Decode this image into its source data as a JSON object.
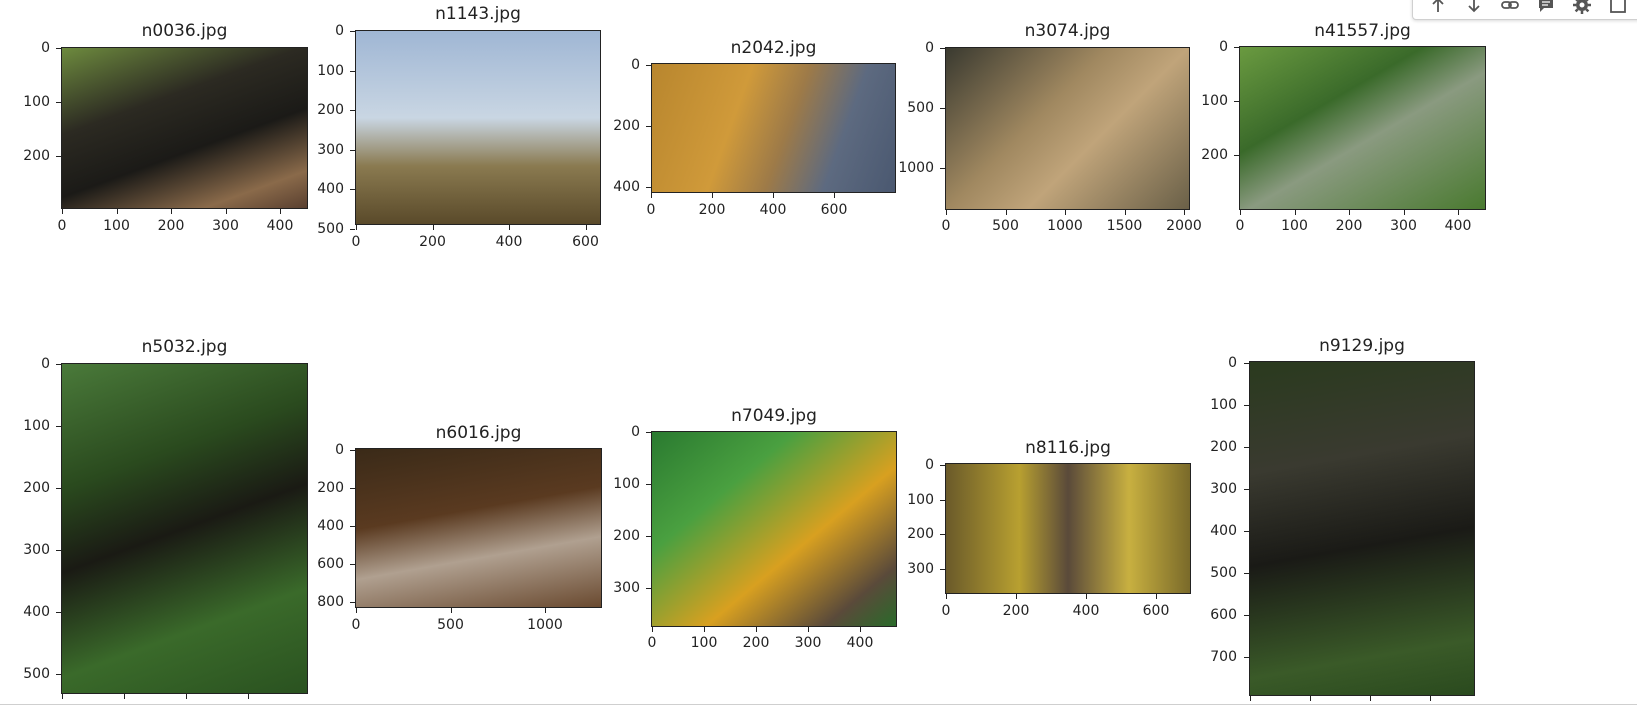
{
  "toolbar": {
    "icons": [
      "move-up-icon",
      "move-down-icon",
      "link-icon",
      "comment-icon",
      "settings-icon",
      "expand-icon"
    ]
  },
  "figure": {
    "panels": [
      {
        "title": "n0036.jpg",
        "yticks": [
          "0",
          "100",
          "200"
        ],
        "xticks": [
          "0",
          "100",
          "200",
          "300",
          "400"
        ]
      },
      {
        "title": "n1143.jpg",
        "yticks": [
          "0",
          "100",
          "200",
          "300",
          "400",
          "500"
        ],
        "xticks": [
          "0",
          "200",
          "400",
          "600"
        ]
      },
      {
        "title": "n2042.jpg",
        "yticks": [
          "0",
          "200",
          "400"
        ],
        "xticks": [
          "0",
          "200",
          "400",
          "600"
        ]
      },
      {
        "title": "n3074.jpg",
        "yticks": [
          "0",
          "500",
          "1000"
        ],
        "xticks": [
          "0",
          "500",
          "1000",
          "1500",
          "2000"
        ]
      },
      {
        "title": "n41557.jpg",
        "yticks": [
          "0",
          "100",
          "200"
        ],
        "xticks": [
          "0",
          "100",
          "200",
          "300",
          "400"
        ]
      },
      {
        "title": "n5032.jpg",
        "yticks": [
          "0",
          "100",
          "200",
          "300",
          "400",
          "500"
        ],
        "xticks": []
      },
      {
        "title": "n6016.jpg",
        "yticks": [
          "0",
          "200",
          "400",
          "600",
          "800"
        ],
        "xticks": [
          "0",
          "500",
          "1000"
        ]
      },
      {
        "title": "n7049.jpg",
        "yticks": [
          "0",
          "100",
          "200",
          "300"
        ],
        "xticks": [
          "0",
          "100",
          "200",
          "300",
          "400"
        ]
      },
      {
        "title": "n8116.jpg",
        "yticks": [
          "0",
          "100",
          "200",
          "300"
        ],
        "xticks": [
          "0",
          "200",
          "400",
          "600"
        ]
      },
      {
        "title": "n9129.jpg",
        "yticks": [
          "0",
          "100",
          "200",
          "300",
          "400",
          "500",
          "600",
          "700"
        ],
        "xticks": []
      }
    ]
  }
}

============

Write out the listing above exactly as it stands, pictures excluded.

Answer below
Decode this image into its source data as a JSON object.
{
  "toolbar": {
    "icons": [
      "move-up-icon",
      "move-down-icon",
      "link-icon",
      "comment-icon",
      "settings-icon",
      "expand-icon"
    ]
  },
  "figure": {
    "panels": [
      {
        "title": "n0036.jpg",
        "yticks": [
          "0",
          "100",
          "200"
        ],
        "xticks": [
          "0",
          "100",
          "200",
          "300",
          "400"
        ]
      },
      {
        "title": "n1143.jpg",
        "yticks": [
          "0",
          "100",
          "200",
          "300",
          "400",
          "500"
        ],
        "xticks": [
          "0",
          "200",
          "400",
          "600"
        ]
      },
      {
        "title": "n2042.jpg",
        "yticks": [
          "0",
          "200",
          "400"
        ],
        "xticks": [
          "0",
          "200",
          "400",
          "600"
        ]
      },
      {
        "title": "n3074.jpg",
        "yticks": [
          "0",
          "500",
          "1000"
        ],
        "xticks": [
          "0",
          "500",
          "1000",
          "1500",
          "2000"
        ]
      },
      {
        "title": "n41557.jpg",
        "yticks": [
          "0",
          "100",
          "200"
        ],
        "xticks": [
          "0",
          "100",
          "200",
          "300",
          "400"
        ]
      },
      {
        "title": "n5032.jpg",
        "yticks": [
          "0",
          "100",
          "200",
          "300",
          "400",
          "500"
        ],
        "xticks": []
      },
      {
        "title": "n6016.jpg",
        "yticks": [
          "0",
          "200",
          "400",
          "600",
          "800"
        ],
        "xticks": [
          "0",
          "500",
          "1000"
        ]
      },
      {
        "title": "n7049.jpg",
        "yticks": [
          "0",
          "100",
          "200",
          "300"
        ],
        "xticks": [
          "0",
          "100",
          "200",
          "300",
          "400"
        ]
      },
      {
        "title": "n8116.jpg",
        "yticks": [
          "0",
          "100",
          "200",
          "300"
        ],
        "xticks": [
          "0",
          "200",
          "400",
          "600"
        ]
      },
      {
        "title": "n9129.jpg",
        "yticks": [
          "0",
          "100",
          "200",
          "300",
          "400",
          "500",
          "600",
          "700"
        ],
        "xticks": []
      }
    ]
  }
}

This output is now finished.